- [PROBLEM] State the number of lines in these records that include the word "value", and add nothing to it.

- [Entries from a visual dataset]
(begin)

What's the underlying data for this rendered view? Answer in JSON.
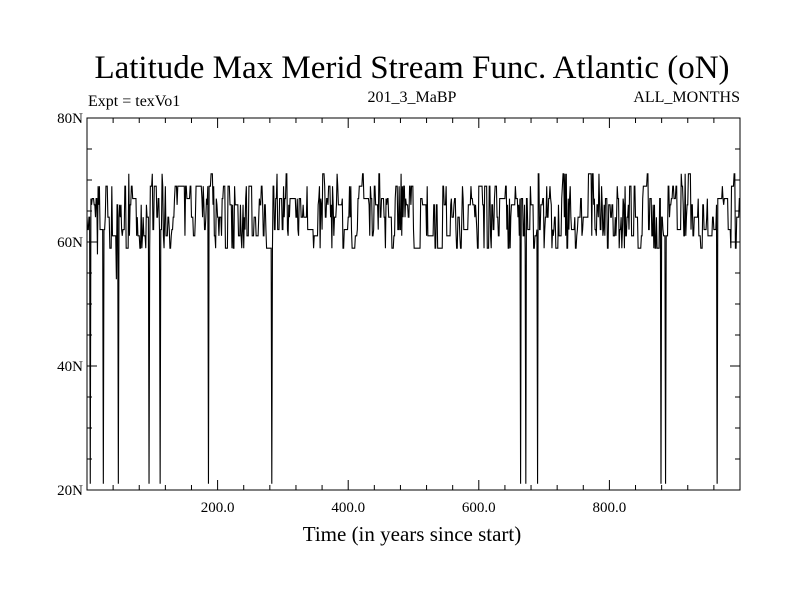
{
  "chart_data": {
    "type": "line",
    "title": "Latitude Max Merid Stream Func. Atlantic (oN)",
    "subtitle_left": "Expt = texVo1",
    "subtitle_center": "201_3_MaBP",
    "subtitle_right": "ALL_MONTHS",
    "xlabel": "Time (in years since start)",
    "ylabel": "",
    "xlim": [
      0,
      1000
    ],
    "ylim": [
      20,
      80
    ],
    "x_ticks": [
      {
        "value": 200,
        "label": "200.0"
      },
      {
        "value": 400,
        "label": "400.0"
      },
      {
        "value": 600,
        "label": "600.0"
      },
      {
        "value": 800,
        "label": "800.0"
      }
    ],
    "y_ticks": [
      {
        "value": 20,
        "label": "20N"
      },
      {
        "value": 40,
        "label": "40N"
      },
      {
        "value": 60,
        "label": "60N"
      },
      {
        "value": 80,
        "label": "80N"
      }
    ],
    "grid": false,
    "legend": "none",
    "line_color": "#000000",
    "baseline": {
      "levels": [
        59,
        61,
        62,
        64,
        66,
        67,
        69
      ],
      "extremes": [
        71
      ]
    },
    "dips": [
      {
        "x": 5,
        "y": 21
      },
      {
        "x": 16,
        "y": 58
      },
      {
        "x": 25,
        "y": 21
      },
      {
        "x": 45,
        "y": 54
      },
      {
        "x": 48,
        "y": 21
      },
      {
        "x": 95,
        "y": 21
      },
      {
        "x": 112,
        "y": 21
      },
      {
        "x": 186,
        "y": 21
      },
      {
        "x": 283,
        "y": 21
      },
      {
        "x": 664,
        "y": 21
      },
      {
        "x": 672,
        "y": 21
      },
      {
        "x": 690,
        "y": 21
      },
      {
        "x": 879,
        "y": 21
      },
      {
        "x": 886,
        "y": 21
      },
      {
        "x": 965,
        "y": 21
      }
    ]
  }
}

(end)

- [SOLUTION FOR THIS PROBLEM] 8